* _DIRECTIONS FOR THIS TASK_
Output the records. Match them exactly.

═══ RECORDS FOR THIS TASK

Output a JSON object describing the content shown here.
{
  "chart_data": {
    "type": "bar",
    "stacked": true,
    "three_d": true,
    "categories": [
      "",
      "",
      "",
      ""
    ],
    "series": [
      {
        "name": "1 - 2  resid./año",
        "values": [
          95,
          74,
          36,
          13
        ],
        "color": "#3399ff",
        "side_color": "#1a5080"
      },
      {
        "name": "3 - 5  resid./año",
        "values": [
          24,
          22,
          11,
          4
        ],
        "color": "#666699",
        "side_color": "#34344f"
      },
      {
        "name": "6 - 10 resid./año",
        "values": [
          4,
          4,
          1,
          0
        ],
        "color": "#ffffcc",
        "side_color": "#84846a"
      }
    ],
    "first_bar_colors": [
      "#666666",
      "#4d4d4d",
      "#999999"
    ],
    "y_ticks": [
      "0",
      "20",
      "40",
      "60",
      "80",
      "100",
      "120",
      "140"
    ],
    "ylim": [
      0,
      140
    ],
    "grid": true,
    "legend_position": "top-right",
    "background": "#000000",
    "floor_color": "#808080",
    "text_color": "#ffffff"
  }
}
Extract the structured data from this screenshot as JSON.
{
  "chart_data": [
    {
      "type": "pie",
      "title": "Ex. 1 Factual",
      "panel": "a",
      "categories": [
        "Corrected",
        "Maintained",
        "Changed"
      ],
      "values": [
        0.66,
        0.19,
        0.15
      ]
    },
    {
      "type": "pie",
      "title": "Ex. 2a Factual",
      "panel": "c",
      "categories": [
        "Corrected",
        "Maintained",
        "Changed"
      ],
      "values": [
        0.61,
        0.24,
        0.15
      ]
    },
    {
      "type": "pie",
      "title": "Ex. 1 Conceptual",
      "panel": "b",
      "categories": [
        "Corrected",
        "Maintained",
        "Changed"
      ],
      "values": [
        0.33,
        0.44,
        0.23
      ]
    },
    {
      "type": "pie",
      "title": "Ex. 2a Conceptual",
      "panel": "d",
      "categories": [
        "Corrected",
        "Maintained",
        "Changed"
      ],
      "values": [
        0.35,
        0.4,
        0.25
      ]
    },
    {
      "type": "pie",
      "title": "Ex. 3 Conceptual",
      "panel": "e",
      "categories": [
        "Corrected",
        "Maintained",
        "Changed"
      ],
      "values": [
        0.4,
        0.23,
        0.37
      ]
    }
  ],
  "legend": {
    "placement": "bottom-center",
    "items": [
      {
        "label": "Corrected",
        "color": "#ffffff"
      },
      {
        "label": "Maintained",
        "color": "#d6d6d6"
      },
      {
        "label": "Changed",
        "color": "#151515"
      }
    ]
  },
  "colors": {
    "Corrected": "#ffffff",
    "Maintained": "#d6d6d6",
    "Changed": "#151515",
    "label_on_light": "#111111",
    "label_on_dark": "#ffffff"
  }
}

══════

* _SOLUTION_
Output a JSON object describing the content shown here.
{
  "chart_data": {
    "type": "bar",
    "stacked": true,
    "three_d": true,
    "categories": [
      "",
      "",
      "",
      ""
    ],
    "series": [
      {
        "name": "1 - 2  resid./año",
        "values": [
          95,
          74,
          36,
          13
        ],
        "color": "#3399ff",
        "side_color": "#1a5080"
      },
      {
        "name": "3 - 5  resid./año",
        "values": [
          24,
          22,
          11,
          4
        ],
        "color": "#666699",
        "side_color": "#34344f"
      },
      {
        "name": "6 - 10 resid./año",
        "values": [
          4,
          4,
          1,
          0
        ],
        "color": "#ffffcc",
        "side_color": "#84846a"
      }
    ],
    "first_bar_colors": [
      "#666666",
      "#4d4d4d",
      "#999999"
    ],
    "y_ticks": [
      "0",
      "20",
      "40",
      "60",
      "80",
      "100",
      "120",
      "140"
    ],
    "ylim": [
      0,
      140
    ],
    "grid": true,
    "legend_position": "top-right",
    "background": "#000000",
    "floor_color": "#808080",
    "text_color": "#ffffff"
  }
}
Extract the structured data from this screenshot as JSON.
{
  "chart_data": [
    {
      "type": "pie",
      "title": "Ex. 1 Factual",
      "panel": "a",
      "categories": [
        "Corrected",
        "Maintained",
        "Changed"
      ],
      "values": [
        0.66,
        0.19,
        0.15
      ]
    },
    {
      "type": "pie",
      "title": "Ex. 2a Factual",
      "panel": "c",
      "categories": [
        "Corrected",
        "Maintained",
        "Changed"
      ],
      "values": [
        0.61,
        0.24,
        0.15
      ]
    },
    {
      "type": "pie",
      "title": "Ex. 1 Conceptual",
      "panel": "b",
      "categories": [
        "Corrected",
        "Maintained",
        "Changed"
      ],
      "values": [
        0.33,
        0.44,
        0.23
      ]
    },
    {
      "type": "pie",
      "title": "Ex. 2a Conceptual",
      "panel": "d",
      "categories": [
        "Corrected",
        "Maintained",
        "Changed"
      ],
      "values": [
        0.35,
        0.4,
        0.25
      ]
    },
    {
      "type": "pie",
      "title": "Ex. 3 Conceptual",
      "panel": "e",
      "categories": [
        "Corrected",
        "Maintained",
        "Changed"
      ],
      "values": [
        0.4,
        0.23,
        0.37
      ]
    }
  ],
  "legend": {
    "placement": "bottom-center",
    "items": [
      {
        "label": "Corrected",
        "color": "#ffffff"
      },
      {
        "label": "Maintained",
        "color": "#d6d6d6"
      },
      {
        "label": "Changed",
        "color": "#151515"
      }
    ]
  },
  "colors": {
    "Corrected": "#ffffff",
    "Maintained": "#d6d6d6",
    "Changed": "#151515",
    "label_on_light": "#111111",
    "label_on_dark": "#ffffff"
  }
}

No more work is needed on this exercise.